* _WORK REQUIRED_
Copy every line that contains the string "Organizations" from the entries below.

* _DATA_
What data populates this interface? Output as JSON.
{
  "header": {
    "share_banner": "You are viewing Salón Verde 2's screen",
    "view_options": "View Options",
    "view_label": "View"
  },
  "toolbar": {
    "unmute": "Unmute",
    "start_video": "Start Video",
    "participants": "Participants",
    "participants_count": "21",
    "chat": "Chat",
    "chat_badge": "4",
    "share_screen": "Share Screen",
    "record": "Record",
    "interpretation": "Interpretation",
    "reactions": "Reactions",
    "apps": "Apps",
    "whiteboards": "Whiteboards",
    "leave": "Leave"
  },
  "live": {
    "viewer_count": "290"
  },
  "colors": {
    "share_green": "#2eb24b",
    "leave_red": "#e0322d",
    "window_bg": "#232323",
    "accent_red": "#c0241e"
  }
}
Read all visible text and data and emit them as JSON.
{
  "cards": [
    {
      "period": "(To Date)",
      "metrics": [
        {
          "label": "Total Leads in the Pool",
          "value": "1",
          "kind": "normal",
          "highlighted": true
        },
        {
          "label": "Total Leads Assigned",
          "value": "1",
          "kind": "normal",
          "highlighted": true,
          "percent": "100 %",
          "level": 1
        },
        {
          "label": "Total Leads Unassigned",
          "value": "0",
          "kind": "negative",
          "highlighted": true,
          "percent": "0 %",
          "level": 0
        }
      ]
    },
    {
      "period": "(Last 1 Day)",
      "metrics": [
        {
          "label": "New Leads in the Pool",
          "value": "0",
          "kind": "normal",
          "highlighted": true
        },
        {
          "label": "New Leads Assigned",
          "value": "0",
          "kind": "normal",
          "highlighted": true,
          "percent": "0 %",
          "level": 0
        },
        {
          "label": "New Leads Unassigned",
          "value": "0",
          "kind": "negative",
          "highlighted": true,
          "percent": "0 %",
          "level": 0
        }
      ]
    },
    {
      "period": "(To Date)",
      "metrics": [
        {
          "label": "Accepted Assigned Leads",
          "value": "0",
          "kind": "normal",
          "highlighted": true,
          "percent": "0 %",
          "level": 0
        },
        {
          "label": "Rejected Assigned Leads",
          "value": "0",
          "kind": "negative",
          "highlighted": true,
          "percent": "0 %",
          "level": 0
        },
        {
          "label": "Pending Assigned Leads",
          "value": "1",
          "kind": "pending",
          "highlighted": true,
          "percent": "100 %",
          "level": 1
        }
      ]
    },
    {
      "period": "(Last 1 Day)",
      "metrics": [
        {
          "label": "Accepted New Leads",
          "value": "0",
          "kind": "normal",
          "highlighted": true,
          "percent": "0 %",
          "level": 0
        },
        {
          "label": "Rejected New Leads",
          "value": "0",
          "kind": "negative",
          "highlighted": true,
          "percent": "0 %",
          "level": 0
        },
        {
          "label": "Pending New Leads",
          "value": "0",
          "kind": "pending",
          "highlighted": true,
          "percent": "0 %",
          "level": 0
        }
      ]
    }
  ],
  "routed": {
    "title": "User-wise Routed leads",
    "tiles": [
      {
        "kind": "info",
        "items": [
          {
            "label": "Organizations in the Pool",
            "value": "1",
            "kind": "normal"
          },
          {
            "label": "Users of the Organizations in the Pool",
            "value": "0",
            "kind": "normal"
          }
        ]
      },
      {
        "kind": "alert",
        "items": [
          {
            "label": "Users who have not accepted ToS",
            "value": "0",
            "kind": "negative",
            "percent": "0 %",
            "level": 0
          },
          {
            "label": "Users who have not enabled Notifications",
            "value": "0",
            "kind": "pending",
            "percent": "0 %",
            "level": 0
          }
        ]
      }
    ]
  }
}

* _RESPONSE_
            "label": "Organizations in the Pool",
            "label": "Users of the Organizations in the Pool",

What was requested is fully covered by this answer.